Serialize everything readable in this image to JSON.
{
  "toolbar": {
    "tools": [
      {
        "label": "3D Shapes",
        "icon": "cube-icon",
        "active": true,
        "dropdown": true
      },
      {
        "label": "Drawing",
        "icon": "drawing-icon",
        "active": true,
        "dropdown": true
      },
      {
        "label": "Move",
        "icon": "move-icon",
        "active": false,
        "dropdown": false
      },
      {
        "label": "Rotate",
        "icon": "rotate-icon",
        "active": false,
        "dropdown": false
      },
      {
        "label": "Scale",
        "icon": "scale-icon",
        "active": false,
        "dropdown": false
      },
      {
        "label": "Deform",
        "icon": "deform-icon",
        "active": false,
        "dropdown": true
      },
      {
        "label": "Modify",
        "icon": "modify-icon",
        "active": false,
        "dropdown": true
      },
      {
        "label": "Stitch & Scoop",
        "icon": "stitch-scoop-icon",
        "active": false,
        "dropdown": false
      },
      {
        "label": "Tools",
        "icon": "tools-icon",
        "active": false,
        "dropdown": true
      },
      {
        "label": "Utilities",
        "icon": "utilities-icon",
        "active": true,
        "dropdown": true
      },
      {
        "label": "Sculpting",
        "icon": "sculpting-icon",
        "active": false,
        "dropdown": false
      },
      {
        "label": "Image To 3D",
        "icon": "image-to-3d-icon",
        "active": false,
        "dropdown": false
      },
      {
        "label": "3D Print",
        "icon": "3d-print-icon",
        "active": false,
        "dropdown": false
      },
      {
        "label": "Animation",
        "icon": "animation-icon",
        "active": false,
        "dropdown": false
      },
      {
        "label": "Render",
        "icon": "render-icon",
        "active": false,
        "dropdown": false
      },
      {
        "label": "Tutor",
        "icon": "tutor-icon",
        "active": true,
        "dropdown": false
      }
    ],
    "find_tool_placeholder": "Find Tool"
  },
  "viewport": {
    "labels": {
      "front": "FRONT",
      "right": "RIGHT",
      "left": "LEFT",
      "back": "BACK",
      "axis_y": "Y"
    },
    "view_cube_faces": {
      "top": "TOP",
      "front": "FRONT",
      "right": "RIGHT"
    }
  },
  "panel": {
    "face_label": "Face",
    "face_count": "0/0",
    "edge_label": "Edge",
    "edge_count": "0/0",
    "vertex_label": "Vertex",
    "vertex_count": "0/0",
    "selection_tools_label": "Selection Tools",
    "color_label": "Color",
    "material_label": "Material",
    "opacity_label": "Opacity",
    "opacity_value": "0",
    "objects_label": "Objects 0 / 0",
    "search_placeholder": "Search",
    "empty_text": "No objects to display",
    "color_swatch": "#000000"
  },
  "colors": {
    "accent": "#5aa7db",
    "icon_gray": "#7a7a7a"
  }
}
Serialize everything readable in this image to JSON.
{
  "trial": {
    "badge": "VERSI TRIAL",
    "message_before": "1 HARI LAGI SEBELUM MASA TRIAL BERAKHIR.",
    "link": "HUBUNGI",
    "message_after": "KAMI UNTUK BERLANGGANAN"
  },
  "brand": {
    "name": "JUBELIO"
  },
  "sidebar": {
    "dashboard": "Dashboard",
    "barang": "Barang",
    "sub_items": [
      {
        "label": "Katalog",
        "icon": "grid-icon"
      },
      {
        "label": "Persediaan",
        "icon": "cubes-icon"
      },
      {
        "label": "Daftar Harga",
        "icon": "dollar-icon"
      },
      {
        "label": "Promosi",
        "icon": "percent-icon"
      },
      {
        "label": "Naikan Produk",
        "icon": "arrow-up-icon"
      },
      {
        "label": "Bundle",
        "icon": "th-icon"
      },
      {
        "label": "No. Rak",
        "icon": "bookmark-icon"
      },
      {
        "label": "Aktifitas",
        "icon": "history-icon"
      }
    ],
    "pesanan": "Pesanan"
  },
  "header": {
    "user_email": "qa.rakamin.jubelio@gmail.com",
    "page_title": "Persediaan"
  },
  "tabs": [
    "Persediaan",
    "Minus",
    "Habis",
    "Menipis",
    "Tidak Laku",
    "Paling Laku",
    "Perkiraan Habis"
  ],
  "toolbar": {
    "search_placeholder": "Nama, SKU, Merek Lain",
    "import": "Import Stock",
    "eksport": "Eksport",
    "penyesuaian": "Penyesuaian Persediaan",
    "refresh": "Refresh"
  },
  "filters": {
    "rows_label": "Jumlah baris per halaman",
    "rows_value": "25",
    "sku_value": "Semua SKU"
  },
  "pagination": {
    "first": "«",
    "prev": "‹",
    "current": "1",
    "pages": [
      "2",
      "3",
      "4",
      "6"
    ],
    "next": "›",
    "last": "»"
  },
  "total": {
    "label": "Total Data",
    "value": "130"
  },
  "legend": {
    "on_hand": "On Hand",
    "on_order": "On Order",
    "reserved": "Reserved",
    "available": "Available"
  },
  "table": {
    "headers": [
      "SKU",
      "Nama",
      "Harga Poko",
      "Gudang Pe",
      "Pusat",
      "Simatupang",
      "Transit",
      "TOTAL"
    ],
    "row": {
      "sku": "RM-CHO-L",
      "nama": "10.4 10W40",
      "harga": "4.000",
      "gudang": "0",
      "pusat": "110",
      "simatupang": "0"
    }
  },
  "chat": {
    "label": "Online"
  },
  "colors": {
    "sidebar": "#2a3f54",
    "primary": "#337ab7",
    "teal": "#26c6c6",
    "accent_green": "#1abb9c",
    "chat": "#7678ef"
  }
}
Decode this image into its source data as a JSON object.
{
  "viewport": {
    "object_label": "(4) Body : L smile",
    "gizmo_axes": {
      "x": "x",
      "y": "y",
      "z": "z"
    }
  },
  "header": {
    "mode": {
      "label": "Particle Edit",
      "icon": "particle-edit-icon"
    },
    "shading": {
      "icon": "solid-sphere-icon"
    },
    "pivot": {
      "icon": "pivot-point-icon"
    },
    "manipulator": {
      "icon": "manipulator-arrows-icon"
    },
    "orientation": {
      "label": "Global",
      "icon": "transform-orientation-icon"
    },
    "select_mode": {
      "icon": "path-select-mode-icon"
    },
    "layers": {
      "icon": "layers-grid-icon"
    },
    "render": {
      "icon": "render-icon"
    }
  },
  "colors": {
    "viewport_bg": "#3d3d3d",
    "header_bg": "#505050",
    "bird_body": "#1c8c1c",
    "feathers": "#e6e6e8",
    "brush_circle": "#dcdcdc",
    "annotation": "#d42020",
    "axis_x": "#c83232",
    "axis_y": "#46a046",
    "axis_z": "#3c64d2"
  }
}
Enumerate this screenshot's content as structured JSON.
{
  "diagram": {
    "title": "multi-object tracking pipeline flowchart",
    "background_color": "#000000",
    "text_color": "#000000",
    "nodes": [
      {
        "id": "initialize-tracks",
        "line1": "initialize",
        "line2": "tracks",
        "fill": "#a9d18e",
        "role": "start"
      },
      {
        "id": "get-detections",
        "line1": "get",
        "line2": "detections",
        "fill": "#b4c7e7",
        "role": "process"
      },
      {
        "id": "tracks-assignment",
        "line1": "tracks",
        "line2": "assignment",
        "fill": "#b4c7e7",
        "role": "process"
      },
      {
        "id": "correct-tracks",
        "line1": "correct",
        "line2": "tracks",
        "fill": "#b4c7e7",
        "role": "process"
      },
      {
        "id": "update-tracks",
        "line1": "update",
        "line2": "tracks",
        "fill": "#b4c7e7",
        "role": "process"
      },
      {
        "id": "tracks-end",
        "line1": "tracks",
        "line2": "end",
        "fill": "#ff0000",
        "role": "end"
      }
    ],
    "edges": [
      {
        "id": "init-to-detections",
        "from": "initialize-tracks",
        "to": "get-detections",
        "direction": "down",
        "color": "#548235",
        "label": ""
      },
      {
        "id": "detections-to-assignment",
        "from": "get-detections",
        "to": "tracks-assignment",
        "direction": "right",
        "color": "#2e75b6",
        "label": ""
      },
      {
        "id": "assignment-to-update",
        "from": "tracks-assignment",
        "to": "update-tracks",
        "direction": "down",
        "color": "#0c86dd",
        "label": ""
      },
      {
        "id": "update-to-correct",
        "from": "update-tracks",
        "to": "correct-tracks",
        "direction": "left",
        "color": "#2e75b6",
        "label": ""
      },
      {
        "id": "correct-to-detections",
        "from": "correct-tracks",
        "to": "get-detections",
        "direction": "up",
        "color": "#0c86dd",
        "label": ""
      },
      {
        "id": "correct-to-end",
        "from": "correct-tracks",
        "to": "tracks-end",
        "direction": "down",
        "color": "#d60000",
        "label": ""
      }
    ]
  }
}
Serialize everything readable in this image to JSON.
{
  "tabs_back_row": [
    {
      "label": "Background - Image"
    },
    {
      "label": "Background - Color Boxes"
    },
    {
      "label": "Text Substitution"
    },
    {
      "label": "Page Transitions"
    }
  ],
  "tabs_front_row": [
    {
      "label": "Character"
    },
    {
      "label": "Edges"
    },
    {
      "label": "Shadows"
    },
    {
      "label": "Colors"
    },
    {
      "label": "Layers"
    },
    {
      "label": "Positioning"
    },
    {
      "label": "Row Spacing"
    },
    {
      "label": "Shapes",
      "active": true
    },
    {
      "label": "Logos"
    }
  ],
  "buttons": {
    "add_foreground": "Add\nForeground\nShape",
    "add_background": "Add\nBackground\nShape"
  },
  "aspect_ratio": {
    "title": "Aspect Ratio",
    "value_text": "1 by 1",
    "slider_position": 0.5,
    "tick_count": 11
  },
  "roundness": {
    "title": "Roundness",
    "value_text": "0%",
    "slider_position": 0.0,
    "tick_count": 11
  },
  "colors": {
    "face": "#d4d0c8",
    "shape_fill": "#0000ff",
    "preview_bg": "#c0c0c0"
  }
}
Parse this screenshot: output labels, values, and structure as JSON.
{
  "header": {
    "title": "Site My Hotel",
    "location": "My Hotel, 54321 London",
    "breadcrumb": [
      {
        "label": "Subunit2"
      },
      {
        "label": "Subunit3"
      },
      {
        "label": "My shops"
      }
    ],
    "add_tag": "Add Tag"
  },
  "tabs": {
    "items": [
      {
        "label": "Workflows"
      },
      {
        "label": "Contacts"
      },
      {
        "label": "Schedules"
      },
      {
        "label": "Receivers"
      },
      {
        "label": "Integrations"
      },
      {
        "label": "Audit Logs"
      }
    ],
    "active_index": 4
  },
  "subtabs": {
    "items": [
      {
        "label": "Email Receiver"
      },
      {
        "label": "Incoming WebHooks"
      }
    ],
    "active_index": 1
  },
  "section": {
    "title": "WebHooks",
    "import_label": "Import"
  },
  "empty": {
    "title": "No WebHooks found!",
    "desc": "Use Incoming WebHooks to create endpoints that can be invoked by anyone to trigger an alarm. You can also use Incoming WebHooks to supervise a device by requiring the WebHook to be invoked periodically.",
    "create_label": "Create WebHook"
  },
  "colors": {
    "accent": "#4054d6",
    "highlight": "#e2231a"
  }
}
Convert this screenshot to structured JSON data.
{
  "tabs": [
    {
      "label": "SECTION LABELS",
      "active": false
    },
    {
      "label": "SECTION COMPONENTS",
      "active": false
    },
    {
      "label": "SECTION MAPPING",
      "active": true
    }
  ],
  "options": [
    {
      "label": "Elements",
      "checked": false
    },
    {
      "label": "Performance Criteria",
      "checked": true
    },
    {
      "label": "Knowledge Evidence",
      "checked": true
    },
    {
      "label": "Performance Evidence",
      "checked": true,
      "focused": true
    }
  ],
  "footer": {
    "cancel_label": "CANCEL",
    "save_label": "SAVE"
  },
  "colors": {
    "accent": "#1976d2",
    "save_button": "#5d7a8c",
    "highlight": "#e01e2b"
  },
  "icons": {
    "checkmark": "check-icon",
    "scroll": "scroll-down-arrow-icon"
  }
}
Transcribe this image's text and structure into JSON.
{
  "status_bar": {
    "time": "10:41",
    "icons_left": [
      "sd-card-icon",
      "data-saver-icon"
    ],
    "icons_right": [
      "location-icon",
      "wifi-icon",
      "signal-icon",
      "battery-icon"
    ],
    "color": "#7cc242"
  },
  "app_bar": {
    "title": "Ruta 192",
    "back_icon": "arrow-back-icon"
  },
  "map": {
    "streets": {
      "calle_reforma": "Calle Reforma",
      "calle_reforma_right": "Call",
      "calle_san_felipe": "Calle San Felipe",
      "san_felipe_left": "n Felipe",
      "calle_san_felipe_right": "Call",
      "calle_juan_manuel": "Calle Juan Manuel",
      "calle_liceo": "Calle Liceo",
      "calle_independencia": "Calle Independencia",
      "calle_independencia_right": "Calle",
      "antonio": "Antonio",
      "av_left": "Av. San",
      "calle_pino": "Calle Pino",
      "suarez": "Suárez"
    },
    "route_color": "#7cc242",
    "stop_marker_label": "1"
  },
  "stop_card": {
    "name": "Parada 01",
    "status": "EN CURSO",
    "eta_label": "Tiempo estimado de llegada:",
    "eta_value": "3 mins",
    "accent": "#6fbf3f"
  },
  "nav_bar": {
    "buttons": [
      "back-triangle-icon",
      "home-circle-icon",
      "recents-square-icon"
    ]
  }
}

※

[Exercise task]
Copy each line of the preceding data that contains the string "WebHooks".

[Result for this task]
        "label": "Incoming WebHooks"
    "title": "WebHooks",
    "title": "No WebHooks found!",
    "desc": "Use Incoming WebHooks to create endpoints that can be invoked by anyone to trigger an alarm. You can also use Incoming WebHooks to supervise a device by requiring the WebHook to be invoked periodically.",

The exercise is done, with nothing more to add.